[YOUR INSTRUCTIONS] Leave every picture out and write out the records below exactly.

________________________________________

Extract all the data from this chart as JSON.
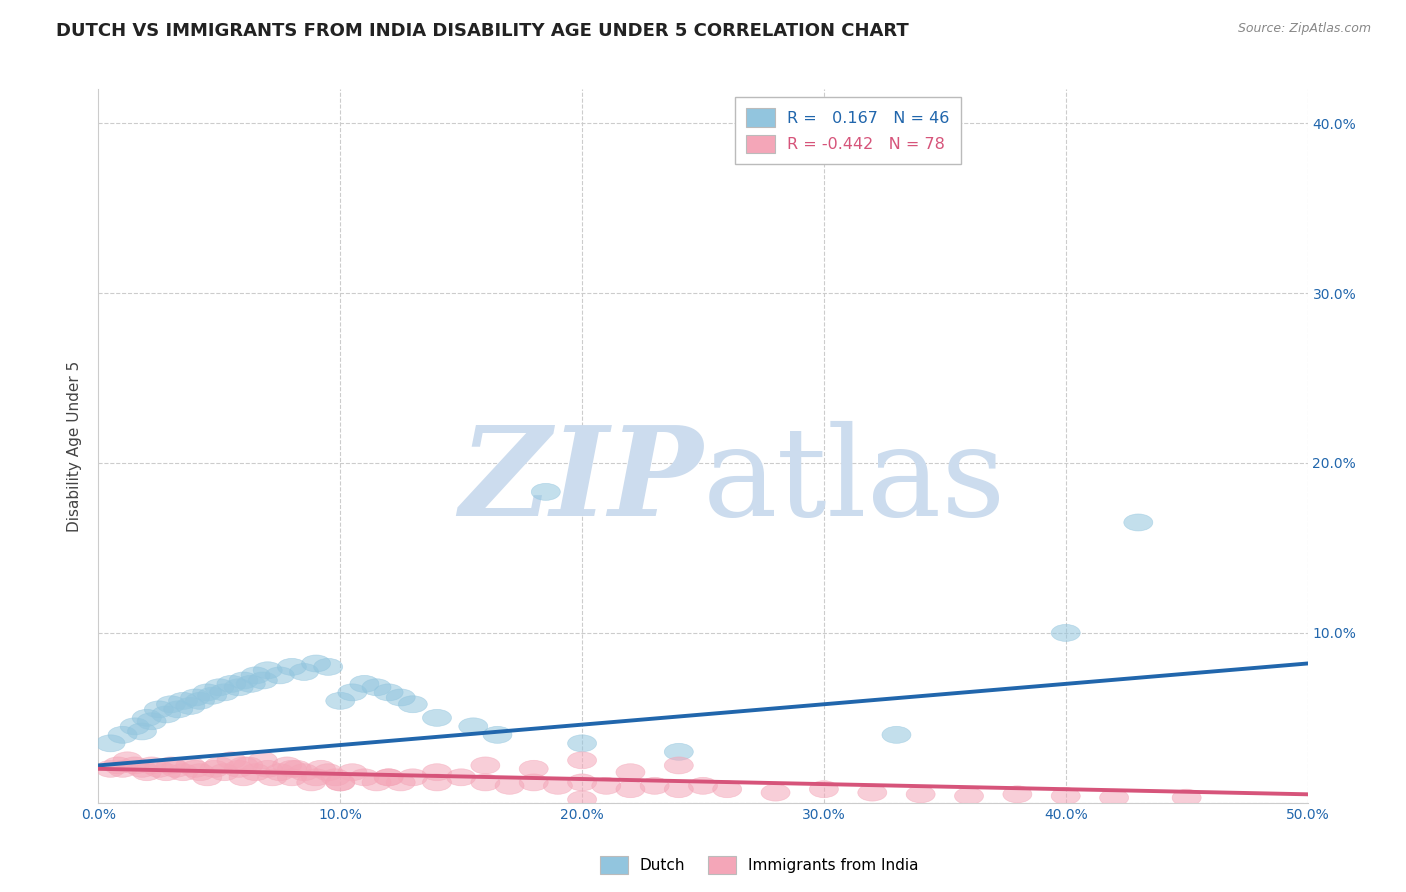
{
  "title": "DUTCH VS IMMIGRANTS FROM INDIA DISABILITY AGE UNDER 5 CORRELATION CHART",
  "source": "Source: ZipAtlas.com",
  "ylabel": "Disability Age Under 5",
  "xlabel": "",
  "xlim": [
    0.0,
    0.5
  ],
  "ylim": [
    0.0,
    0.42
  ],
  "xtick_vals": [
    0.0,
    0.1,
    0.2,
    0.3,
    0.4,
    0.5
  ],
  "ytick_vals": [
    0.0,
    0.1,
    0.2,
    0.3,
    0.4
  ],
  "background_color": "#ffffff",
  "blue_color": "#92c5de",
  "blue_line_color": "#2166ac",
  "pink_color": "#f4a6b8",
  "pink_line_color": "#d6547a",
  "legend_R_blue": "0.167",
  "legend_N_blue": "46",
  "legend_R_pink": "-0.442",
  "legend_N_pink": "78",
  "blue_scatter_x": [
    0.005,
    0.01,
    0.015,
    0.018,
    0.02,
    0.022,
    0.025,
    0.028,
    0.03,
    0.033,
    0.035,
    0.038,
    0.04,
    0.042,
    0.045,
    0.047,
    0.05,
    0.052,
    0.055,
    0.058,
    0.06,
    0.063,
    0.065,
    0.068,
    0.07,
    0.075,
    0.08,
    0.085,
    0.09,
    0.095,
    0.1,
    0.105,
    0.11,
    0.115,
    0.12,
    0.125,
    0.13,
    0.14,
    0.155,
    0.165,
    0.24,
    0.33,
    0.4,
    0.43,
    0.185,
    0.2
  ],
  "blue_scatter_y": [
    0.035,
    0.04,
    0.045,
    0.042,
    0.05,
    0.048,
    0.055,
    0.052,
    0.058,
    0.055,
    0.06,
    0.057,
    0.062,
    0.06,
    0.065,
    0.063,
    0.068,
    0.065,
    0.07,
    0.068,
    0.072,
    0.07,
    0.075,
    0.072,
    0.078,
    0.075,
    0.08,
    0.077,
    0.082,
    0.08,
    0.06,
    0.065,
    0.07,
    0.068,
    0.065,
    0.062,
    0.058,
    0.05,
    0.045,
    0.04,
    0.03,
    0.04,
    0.1,
    0.165,
    0.183,
    0.035
  ],
  "pink_scatter_x": [
    0.005,
    0.008,
    0.01,
    0.012,
    0.015,
    0.018,
    0.02,
    0.022,
    0.025,
    0.028,
    0.03,
    0.032,
    0.035,
    0.038,
    0.04,
    0.042,
    0.045,
    0.048,
    0.05,
    0.052,
    0.055,
    0.058,
    0.06,
    0.062,
    0.065,
    0.068,
    0.07,
    0.072,
    0.075,
    0.078,
    0.08,
    0.082,
    0.085,
    0.088,
    0.09,
    0.092,
    0.095,
    0.098,
    0.1,
    0.105,
    0.11,
    0.115,
    0.12,
    0.125,
    0.13,
    0.14,
    0.15,
    0.16,
    0.17,
    0.18,
    0.19,
    0.2,
    0.21,
    0.22,
    0.23,
    0.24,
    0.25,
    0.26,
    0.28,
    0.3,
    0.32,
    0.34,
    0.36,
    0.38,
    0.4,
    0.42,
    0.45,
    0.06,
    0.08,
    0.1,
    0.12,
    0.14,
    0.16,
    0.18,
    0.2,
    0.22,
    0.24,
    0.2
  ],
  "pink_scatter_y": [
    0.02,
    0.022,
    0.02,
    0.025,
    0.022,
    0.02,
    0.018,
    0.022,
    0.02,
    0.018,
    0.022,
    0.02,
    0.018,
    0.022,
    0.02,
    0.018,
    0.015,
    0.02,
    0.022,
    0.018,
    0.025,
    0.02,
    0.015,
    0.022,
    0.018,
    0.025,
    0.02,
    0.015,
    0.018,
    0.022,
    0.015,
    0.02,
    0.018,
    0.012,
    0.015,
    0.02,
    0.018,
    0.015,
    0.012,
    0.018,
    0.015,
    0.012,
    0.015,
    0.012,
    0.015,
    0.012,
    0.015,
    0.012,
    0.01,
    0.012,
    0.01,
    0.012,
    0.01,
    0.008,
    0.01,
    0.008,
    0.01,
    0.008,
    0.006,
    0.008,
    0.006,
    0.005,
    0.004,
    0.005,
    0.004,
    0.003,
    0.003,
    0.022,
    0.02,
    0.012,
    0.015,
    0.018,
    0.022,
    0.02,
    0.025,
    0.018,
    0.022,
    0.002
  ],
  "blue_trend_y_start": 0.022,
  "blue_trend_y_end": 0.082,
  "pink_trend_y_start": 0.02,
  "pink_trend_y_end": 0.005,
  "grid_color": "#cccccc",
  "title_fontsize": 13,
  "axis_label_fontsize": 11,
  "tick_fontsize": 10,
  "watermark_color": "#ccdcee",
  "legend_label_blue": "Dutch",
  "legend_label_pink": "Immigrants from India"
}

________________________________________

[TASK RESPONSE]
Extract all the data from this chart as JSON.
{
  "title": "DUTCH VS IMMIGRANTS FROM INDIA DISABILITY AGE UNDER 5 CORRELATION CHART",
  "source": "Source: ZipAtlas.com",
  "ylabel": "Disability Age Under 5",
  "xlabel": "",
  "xlim": [
    0.0,
    0.5
  ],
  "ylim": [
    0.0,
    0.42
  ],
  "xtick_vals": [
    0.0,
    0.1,
    0.2,
    0.3,
    0.4,
    0.5
  ],
  "ytick_vals": [
    0.0,
    0.1,
    0.2,
    0.3,
    0.4
  ],
  "background_color": "#ffffff",
  "blue_color": "#92c5de",
  "blue_line_color": "#2166ac",
  "pink_color": "#f4a6b8",
  "pink_line_color": "#d6547a",
  "legend_R_blue": "0.167",
  "legend_N_blue": "46",
  "legend_R_pink": "-0.442",
  "legend_N_pink": "78",
  "blue_scatter_x": [
    0.005,
    0.01,
    0.015,
    0.018,
    0.02,
    0.022,
    0.025,
    0.028,
    0.03,
    0.033,
    0.035,
    0.038,
    0.04,
    0.042,
    0.045,
    0.047,
    0.05,
    0.052,
    0.055,
    0.058,
    0.06,
    0.063,
    0.065,
    0.068,
    0.07,
    0.075,
    0.08,
    0.085,
    0.09,
    0.095,
    0.1,
    0.105,
    0.11,
    0.115,
    0.12,
    0.125,
    0.13,
    0.14,
    0.155,
    0.165,
    0.24,
    0.33,
    0.4,
    0.43,
    0.185,
    0.2
  ],
  "blue_scatter_y": [
    0.035,
    0.04,
    0.045,
    0.042,
    0.05,
    0.048,
    0.055,
    0.052,
    0.058,
    0.055,
    0.06,
    0.057,
    0.062,
    0.06,
    0.065,
    0.063,
    0.068,
    0.065,
    0.07,
    0.068,
    0.072,
    0.07,
    0.075,
    0.072,
    0.078,
    0.075,
    0.08,
    0.077,
    0.082,
    0.08,
    0.06,
    0.065,
    0.07,
    0.068,
    0.065,
    0.062,
    0.058,
    0.05,
    0.045,
    0.04,
    0.03,
    0.04,
    0.1,
    0.165,
    0.183,
    0.035
  ],
  "pink_scatter_x": [
    0.005,
    0.008,
    0.01,
    0.012,
    0.015,
    0.018,
    0.02,
    0.022,
    0.025,
    0.028,
    0.03,
    0.032,
    0.035,
    0.038,
    0.04,
    0.042,
    0.045,
    0.048,
    0.05,
    0.052,
    0.055,
    0.058,
    0.06,
    0.062,
    0.065,
    0.068,
    0.07,
    0.072,
    0.075,
    0.078,
    0.08,
    0.082,
    0.085,
    0.088,
    0.09,
    0.092,
    0.095,
    0.098,
    0.1,
    0.105,
    0.11,
    0.115,
    0.12,
    0.125,
    0.13,
    0.14,
    0.15,
    0.16,
    0.17,
    0.18,
    0.19,
    0.2,
    0.21,
    0.22,
    0.23,
    0.24,
    0.25,
    0.26,
    0.28,
    0.3,
    0.32,
    0.34,
    0.36,
    0.38,
    0.4,
    0.42,
    0.45,
    0.06,
    0.08,
    0.1,
    0.12,
    0.14,
    0.16,
    0.18,
    0.2,
    0.22,
    0.24,
    0.2
  ],
  "pink_scatter_y": [
    0.02,
    0.022,
    0.02,
    0.025,
    0.022,
    0.02,
    0.018,
    0.022,
    0.02,
    0.018,
    0.022,
    0.02,
    0.018,
    0.022,
    0.02,
    0.018,
    0.015,
    0.02,
    0.022,
    0.018,
    0.025,
    0.02,
    0.015,
    0.022,
    0.018,
    0.025,
    0.02,
    0.015,
    0.018,
    0.022,
    0.015,
    0.02,
    0.018,
    0.012,
    0.015,
    0.02,
    0.018,
    0.015,
    0.012,
    0.018,
    0.015,
    0.012,
    0.015,
    0.012,
    0.015,
    0.012,
    0.015,
    0.012,
    0.01,
    0.012,
    0.01,
    0.012,
    0.01,
    0.008,
    0.01,
    0.008,
    0.01,
    0.008,
    0.006,
    0.008,
    0.006,
    0.005,
    0.004,
    0.005,
    0.004,
    0.003,
    0.003,
    0.022,
    0.02,
    0.012,
    0.015,
    0.018,
    0.022,
    0.02,
    0.025,
    0.018,
    0.022,
    0.002
  ],
  "blue_trend_y_start": 0.022,
  "blue_trend_y_end": 0.082,
  "pink_trend_y_start": 0.02,
  "pink_trend_y_end": 0.005,
  "grid_color": "#cccccc",
  "title_fontsize": 13,
  "axis_label_fontsize": 11,
  "tick_fontsize": 10,
  "watermark_color": "#ccdcee",
  "legend_label_blue": "Dutch",
  "legend_label_pink": "Immigrants from India"
}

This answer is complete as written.